*Challenge*
Write the records below out again exactly as given, with no images.

=== Data records ===

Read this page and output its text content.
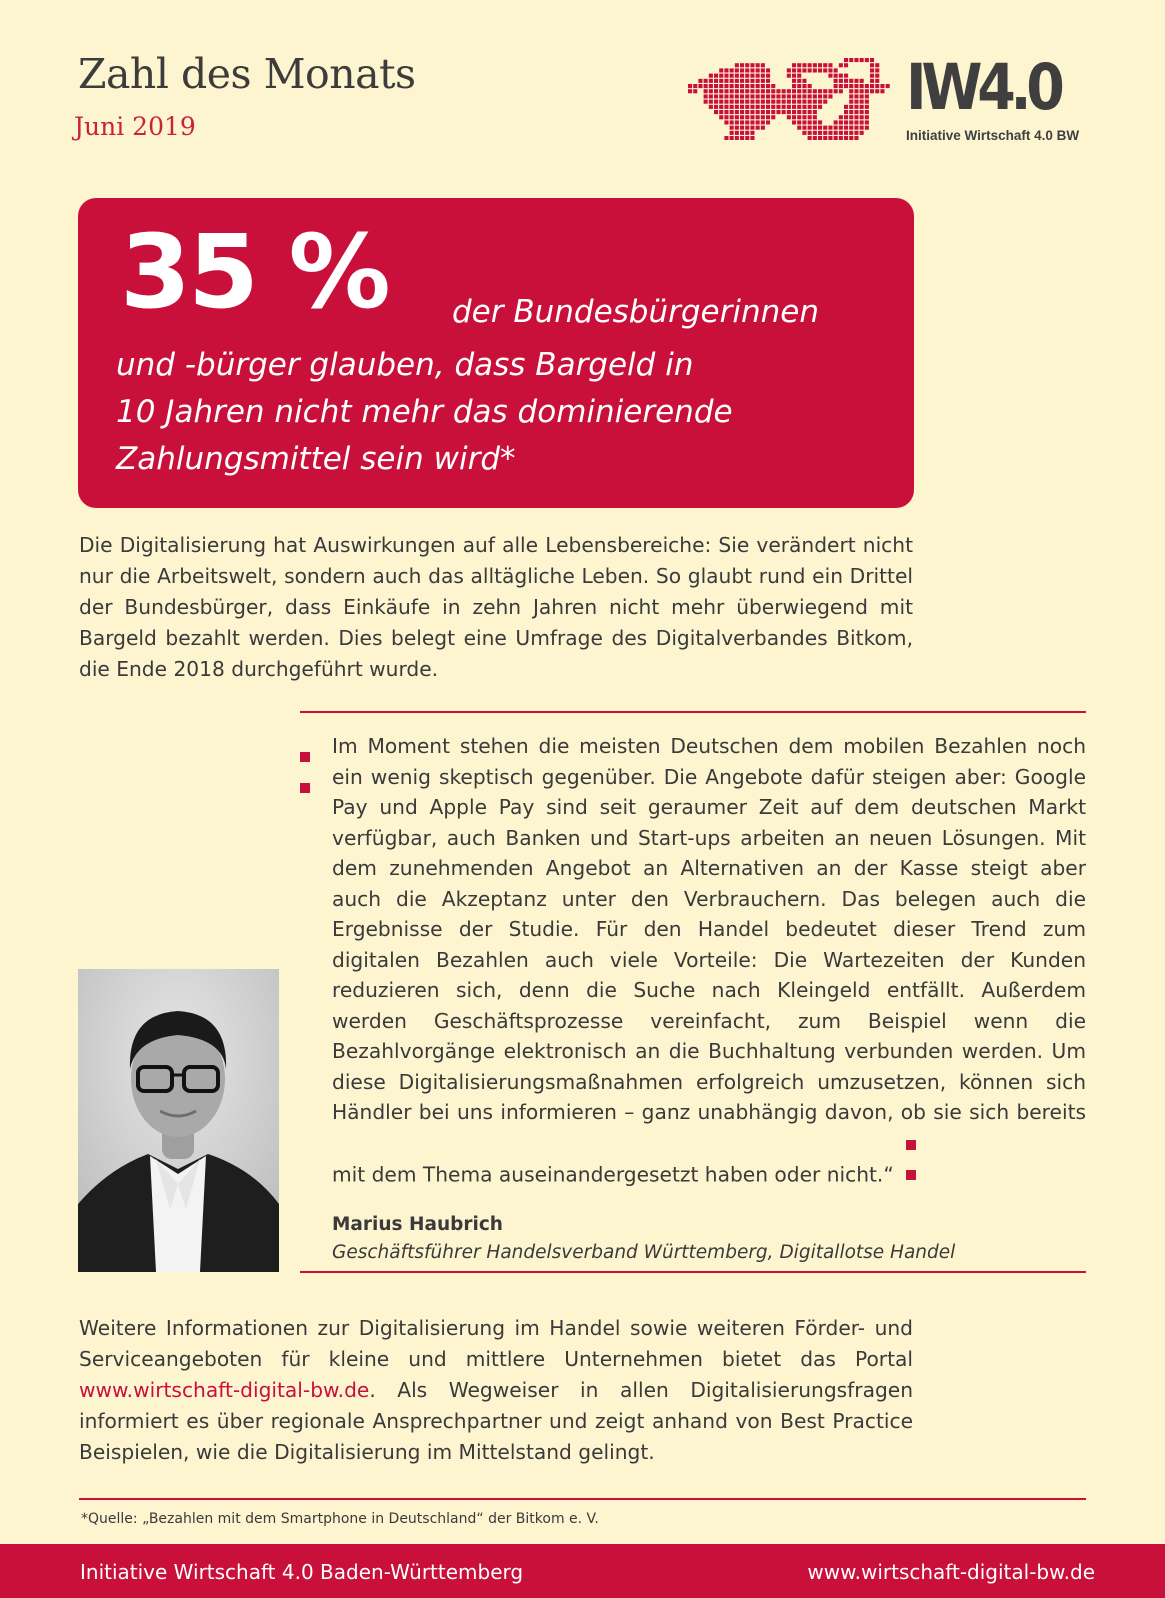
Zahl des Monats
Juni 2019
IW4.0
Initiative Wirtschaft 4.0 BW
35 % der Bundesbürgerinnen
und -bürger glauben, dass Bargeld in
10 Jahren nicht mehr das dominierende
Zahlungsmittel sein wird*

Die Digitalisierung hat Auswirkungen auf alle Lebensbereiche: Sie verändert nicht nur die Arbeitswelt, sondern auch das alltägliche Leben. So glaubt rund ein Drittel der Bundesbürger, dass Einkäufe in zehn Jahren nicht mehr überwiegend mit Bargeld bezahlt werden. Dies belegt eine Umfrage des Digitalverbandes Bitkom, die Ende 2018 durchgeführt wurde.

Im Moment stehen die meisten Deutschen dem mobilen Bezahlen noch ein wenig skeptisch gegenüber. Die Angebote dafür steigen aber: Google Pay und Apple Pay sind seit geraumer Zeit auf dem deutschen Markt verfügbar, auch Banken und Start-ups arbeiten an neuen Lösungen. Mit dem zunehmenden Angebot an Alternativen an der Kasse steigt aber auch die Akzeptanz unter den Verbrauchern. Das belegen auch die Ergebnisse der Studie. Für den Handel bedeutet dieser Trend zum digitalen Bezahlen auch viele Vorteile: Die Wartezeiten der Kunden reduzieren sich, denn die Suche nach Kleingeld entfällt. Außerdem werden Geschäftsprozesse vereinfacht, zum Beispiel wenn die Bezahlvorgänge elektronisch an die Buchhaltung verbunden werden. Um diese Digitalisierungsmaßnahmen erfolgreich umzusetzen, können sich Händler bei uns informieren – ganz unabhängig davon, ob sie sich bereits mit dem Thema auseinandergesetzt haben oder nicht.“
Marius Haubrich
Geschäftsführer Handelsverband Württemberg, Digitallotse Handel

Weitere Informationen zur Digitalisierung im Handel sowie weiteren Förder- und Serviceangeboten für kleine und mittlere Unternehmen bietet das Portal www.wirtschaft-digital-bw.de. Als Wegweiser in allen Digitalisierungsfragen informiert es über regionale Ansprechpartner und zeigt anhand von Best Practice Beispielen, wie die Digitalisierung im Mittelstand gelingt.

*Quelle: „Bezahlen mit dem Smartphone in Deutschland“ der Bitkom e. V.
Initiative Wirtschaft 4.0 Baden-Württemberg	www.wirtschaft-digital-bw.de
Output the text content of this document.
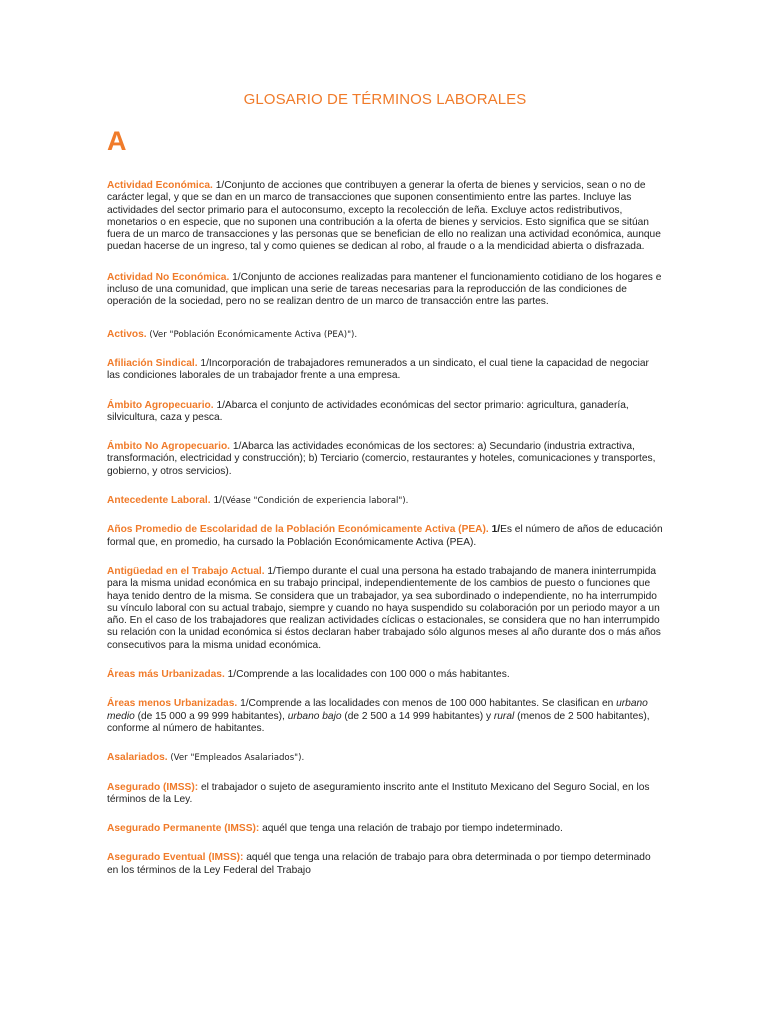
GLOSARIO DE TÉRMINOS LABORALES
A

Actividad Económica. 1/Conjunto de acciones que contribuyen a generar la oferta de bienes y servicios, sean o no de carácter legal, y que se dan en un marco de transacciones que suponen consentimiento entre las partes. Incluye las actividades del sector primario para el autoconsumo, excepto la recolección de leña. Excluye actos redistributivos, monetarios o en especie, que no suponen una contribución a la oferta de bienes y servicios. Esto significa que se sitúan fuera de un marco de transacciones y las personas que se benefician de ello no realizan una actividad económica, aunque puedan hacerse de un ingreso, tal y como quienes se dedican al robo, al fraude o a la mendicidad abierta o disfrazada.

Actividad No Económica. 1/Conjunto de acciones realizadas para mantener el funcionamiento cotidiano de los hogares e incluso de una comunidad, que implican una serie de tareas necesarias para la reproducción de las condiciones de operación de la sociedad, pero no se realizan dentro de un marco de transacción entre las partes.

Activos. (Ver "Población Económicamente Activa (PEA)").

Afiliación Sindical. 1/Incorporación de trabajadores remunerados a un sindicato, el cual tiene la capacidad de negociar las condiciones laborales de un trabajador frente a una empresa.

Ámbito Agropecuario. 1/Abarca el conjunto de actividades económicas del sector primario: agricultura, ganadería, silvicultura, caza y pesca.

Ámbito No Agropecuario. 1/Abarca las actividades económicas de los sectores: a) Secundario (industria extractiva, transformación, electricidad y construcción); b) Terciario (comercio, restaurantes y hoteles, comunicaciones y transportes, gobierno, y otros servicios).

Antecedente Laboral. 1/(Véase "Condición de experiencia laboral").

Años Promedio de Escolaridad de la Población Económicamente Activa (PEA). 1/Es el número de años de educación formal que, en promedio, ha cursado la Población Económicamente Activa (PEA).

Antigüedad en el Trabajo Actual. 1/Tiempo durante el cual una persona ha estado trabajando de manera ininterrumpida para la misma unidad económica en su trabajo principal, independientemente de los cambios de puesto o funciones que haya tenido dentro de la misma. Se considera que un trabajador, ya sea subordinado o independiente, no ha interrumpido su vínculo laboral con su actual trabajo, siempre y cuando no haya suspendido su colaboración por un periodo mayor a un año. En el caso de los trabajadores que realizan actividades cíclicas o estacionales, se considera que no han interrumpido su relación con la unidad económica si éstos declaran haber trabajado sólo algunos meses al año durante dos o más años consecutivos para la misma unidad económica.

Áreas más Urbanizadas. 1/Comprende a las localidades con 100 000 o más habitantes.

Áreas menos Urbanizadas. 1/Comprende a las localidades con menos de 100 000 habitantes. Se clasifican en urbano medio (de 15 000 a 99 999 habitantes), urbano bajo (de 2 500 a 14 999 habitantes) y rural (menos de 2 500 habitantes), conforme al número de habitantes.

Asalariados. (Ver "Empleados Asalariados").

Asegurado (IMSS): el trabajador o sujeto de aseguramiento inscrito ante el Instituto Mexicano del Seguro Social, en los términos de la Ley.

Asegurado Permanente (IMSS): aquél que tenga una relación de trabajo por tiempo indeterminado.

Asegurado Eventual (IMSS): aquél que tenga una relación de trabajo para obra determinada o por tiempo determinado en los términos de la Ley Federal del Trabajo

===

*Answer for the task*
Read this page and output its text content.
Zahl des Monats
Juni 2019
IW4.0
Initiative Wirtschaft 4.0 BW
35 % der Bundesbürgerinnen
und -bürger glauben, dass Bargeld in
10 Jahren nicht mehr das dominierende
Zahlungsmittel sein wird*

Die Digitalisierung hat Auswirkungen auf alle Lebensbereiche: Sie verändert nicht nur die Arbeitswelt, sondern auch das alltägliche Leben. So glaubt rund ein Drittel der Bundesbürger, dass Einkäufe in zehn Jahren nicht mehr überwiegend mit Bargeld bezahlt werden. Dies belegt eine Umfrage des Digitalverbandes Bitkom, die Ende 2018 durchgeführt wurde.

Im Moment stehen die meisten Deutschen dem mobilen Bezahlen noch ein wenig skeptisch gegenüber. Die Angebote dafür steigen aber: Google Pay und Apple Pay sind seit geraumer Zeit auf dem deutschen Markt verfügbar, auch Banken und Start-ups arbeiten an neuen Lösungen. Mit dem zunehmenden Angebot an Alternativen an der Kasse steigt aber auch die Akzeptanz unter den Verbrauchern. Das belegen auch die Ergebnisse der Studie. Für den Handel bedeutet dieser Trend zum digitalen Bezahlen auch viele Vorteile: Die Wartezeiten der Kunden reduzieren sich, denn die Suche nach Kleingeld entfällt. Außerdem werden Geschäftsprozesse vereinfacht, zum Beispiel wenn die Bezahlvorgänge elektronisch an die Buchhaltung verbunden werden. Um diese Digitalisierungsmaßnahmen erfolgreich umzusetzen, können sich Händler bei uns informieren – ganz unabhängig davon, ob sie sich bereits mit dem Thema auseinandergesetzt haben oder nicht.“
Marius Haubrich
Geschäftsführer Handelsverband Württemberg, Digitallotse Handel

Weitere Informationen zur Digitalisierung im Handel sowie weiteren Förder- und Serviceangeboten für kleine und mittlere Unternehmen bietet das Portal www.wirtschaft-digital-bw.de. Als Wegweiser in allen Digitalisierungsfragen informiert es über regionale Ansprechpartner und zeigt anhand von Best Practice Beispielen, wie die Digitalisierung im Mittelstand gelingt.

*Quelle: „Bezahlen mit dem Smartphone in Deutschland“ der Bitkom e. V.
Initiative Wirtschaft 4.0 Baden-Württemberg	www.wirtschaft-digital-bw.de
Output the text content of this document.
GLOSARIO DE TÉRMINOS LABORALES
A

Actividad Económica. 1/Conjunto de acciones que contribuyen a generar la oferta de bienes y servicios, sean o no de carácter legal, y que se dan en un marco de transacciones que suponen consentimiento entre las partes. Incluye las actividades del sector primario para el autoconsumo, excepto la recolección de leña. Excluye actos redistributivos, monetarios o en especie, que no suponen una contribución a la oferta de bienes y servicios. Esto significa que se sitúan fuera de un marco de transacciones y las personas que se benefician de ello no realizan una actividad económica, aunque puedan hacerse de un ingreso, tal y como quienes se dedican al robo, al fraude o a la mendicidad abierta o disfrazada.

Actividad No Económica. 1/Conjunto de acciones realizadas para mantener el funcionamiento cotidiano de los hogares e incluso de una comunidad, que implican una serie de tareas necesarias para la reproducción de las condiciones de operación de la sociedad, pero no se realizan dentro de un marco de transacción entre las partes.

Activos. (Ver "Población Económicamente Activa (PEA)").

Afiliación Sindical. 1/Incorporación de trabajadores remunerados a un sindicato, el cual tiene la capacidad de negociar las condiciones laborales de un trabajador frente a una empresa.

Ámbito Agropecuario. 1/Abarca el conjunto de actividades económicas del sector primario: agricultura, ganadería, silvicultura, caza y pesca.

Ámbito No Agropecuario. 1/Abarca las actividades económicas de los sectores: a) Secundario (industria extractiva, transformación, electricidad y construcción); b) Terciario (comercio, restaurantes y hoteles, comunicaciones y transportes, gobierno, y otros servicios).

Antecedente Laboral. 1/(Véase "Condición de experiencia laboral").

Años Promedio de Escolaridad de la Población Económicamente Activa (PEA). 1/Es el número de años de educación formal que, en promedio, ha cursado la Población Económicamente Activa (PEA).

Antigüedad en el Trabajo Actual. 1/Tiempo durante el cual una persona ha estado trabajando de manera ininterrumpida para la misma unidad económica en su trabajo principal, independientemente de los cambios de puesto o funciones que haya tenido dentro de la misma. Se considera que un trabajador, ya sea subordinado o independiente, no ha interrumpido su vínculo laboral con su actual trabajo, siempre y cuando no haya suspendido su colaboración por un periodo mayor a un año. En el caso de los trabajadores que realizan actividades cíclicas o estacionales, se considera que no han interrumpido su relación con la unidad económica si éstos declaran haber trabajado sólo algunos meses al año durante dos o más años consecutivos para la misma unidad económica.

Áreas más Urbanizadas. 1/Comprende a las localidades con 100 000 o más habitantes.

Áreas menos Urbanizadas. 1/Comprende a las localidades con menos de 100 000 habitantes. Se clasifican en urbano medio (de 15 000 a 99 999 habitantes), urbano bajo (de 2 500 a 14 999 habitantes) y rural (menos de 2 500 habitantes), conforme al número de habitantes.

Asalariados. (Ver "Empleados Asalariados").

Asegurado (IMSS): el trabajador o sujeto de aseguramiento inscrito ante el Instituto Mexicano del Seguro Social, en los términos de la Ley.

Asegurado Permanente (IMSS): aquél que tenga una relación de trabajo por tiempo indeterminado.

Asegurado Eventual (IMSS): aquél que tenga una relación de trabajo para obra determinada o por tiempo determinado en los términos de la Ley Federal del Trabajo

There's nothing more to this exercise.